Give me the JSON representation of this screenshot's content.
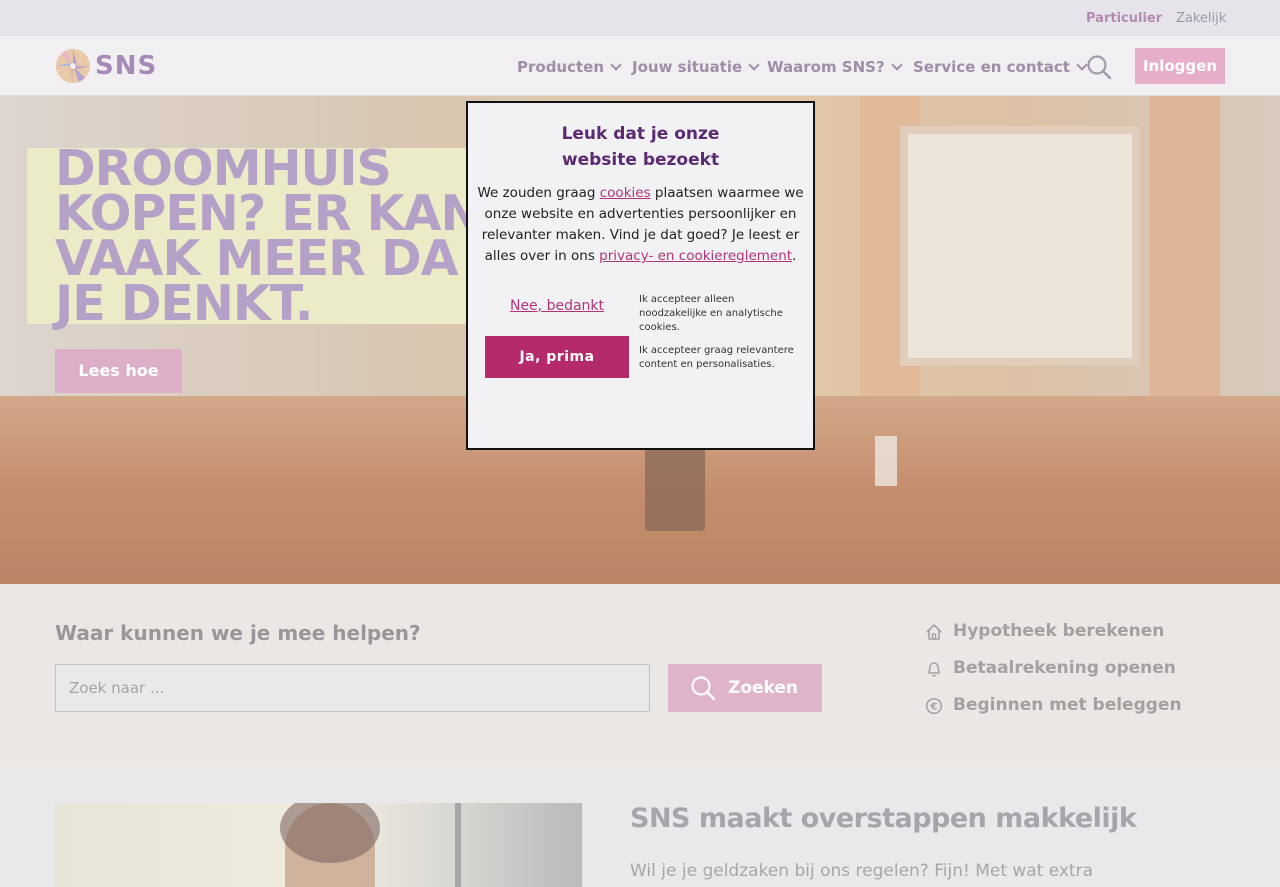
{
  "topbar": {
    "segment_private": "Particulier",
    "segment_business": "Zakelijk"
  },
  "nav": {
    "logo_text": "SNS",
    "items": [
      {
        "label": "Producten"
      },
      {
        "label": "Jouw situatie"
      },
      {
        "label": "Waarom SNS?"
      },
      {
        "label": "Service en contact"
      }
    ],
    "search_icon": "search-icon",
    "login_label": "Inloggen"
  },
  "hero": {
    "title": "DROOMHUIS\nKOPEN? ER KAN\nVAAK MEER DA\nJE DENKT.",
    "button_label": "Lees hoe"
  },
  "consent": {
    "title": "Leuk dat je onze website bezoekt",
    "body_before_cookies": "We zouden graag ",
    "cookies_link": "cookies",
    "body_after_cookies": " plaatsen waarmee we onze website en advertenties persoonlijker en relevanter maken. Vind je dat goed? Je leest er alles over in ons ",
    "privacy_link": "privacy- en cookiereglement",
    "body_end": ".",
    "decline_label": "Nee, bedankt",
    "decline_note": "Ik accepteer alleen noodzakelijke en analytische cookies.",
    "accept_label": "Ja, prima",
    "accept_note": "Ik accepteer graag relevantere content en personalisaties."
  },
  "help": {
    "title": "Waar kunnen we je mee helpen?",
    "search_placeholder": "Zoek naar ...",
    "search_button": "Zoeken",
    "quick_links": [
      {
        "label": "Hypotheek berekenen",
        "icon": "house-icon"
      },
      {
        "label": "Betaalrekening openen",
        "icon": "bell-icon"
      },
      {
        "label": "Beginnen met beleggen",
        "icon": "euro-icon"
      }
    ]
  },
  "feature": {
    "title": "SNS maakt overstappen makkelijk",
    "text": "Wil je je geldzaken bij ons regelen? Fijn! Met wat extra"
  },
  "colors": {
    "brand_purple": "#5b2b71",
    "brand_magenta": "#b42a6b",
    "login_pink": "#e6aecb"
  }
}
++++
**AIM**
Repeat the records in full, exactly as they appear, without the pictures.

**RESULT**
Give me the JSON representation of this screenshot's content.
{
  "topbar": {
    "segment_private": "Particulier",
    "segment_business": "Zakelijk"
  },
  "nav": {
    "logo_text": "SNS",
    "items": [
      {
        "label": "Producten"
      },
      {
        "label": "Jouw situatie"
      },
      {
        "label": "Waarom SNS?"
      },
      {
        "label": "Service en contact"
      }
    ],
    "search_icon": "search-icon",
    "login_label": "Inloggen"
  },
  "hero": {
    "title": "DROOMHUIS\nKOPEN? ER KAN\nVAAK MEER DA\nJE DENKT.",
    "button_label": "Lees hoe"
  },
  "consent": {
    "title": "Leuk dat je onze website bezoekt",
    "body_before_cookies": "We zouden graag ",
    "cookies_link": "cookies",
    "body_after_cookies": " plaatsen waarmee we onze website en advertenties persoonlijker en relevanter maken. Vind je dat goed? Je leest er alles over in ons ",
    "privacy_link": "privacy- en cookiereglement",
    "body_end": ".",
    "decline_label": "Nee, bedankt",
    "decline_note": "Ik accepteer alleen noodzakelijke en analytische cookies.",
    "accept_label": "Ja, prima",
    "accept_note": "Ik accepteer graag relevantere content en personalisaties."
  },
  "help": {
    "title": "Waar kunnen we je mee helpen?",
    "search_placeholder": "Zoek naar ...",
    "search_button": "Zoeken",
    "quick_links": [
      {
        "label": "Hypotheek berekenen",
        "icon": "house-icon"
      },
      {
        "label": "Betaalrekening openen",
        "icon": "bell-icon"
      },
      {
        "label": "Beginnen met beleggen",
        "icon": "euro-icon"
      }
    ]
  },
  "feature": {
    "title": "SNS maakt overstappen makkelijk",
    "text": "Wil je je geldzaken bij ons regelen? Fijn! Met wat extra"
  },
  "colors": {
    "brand_purple": "#5b2b71",
    "brand_magenta": "#b42a6b",
    "login_pink": "#e6aecb"
  }
}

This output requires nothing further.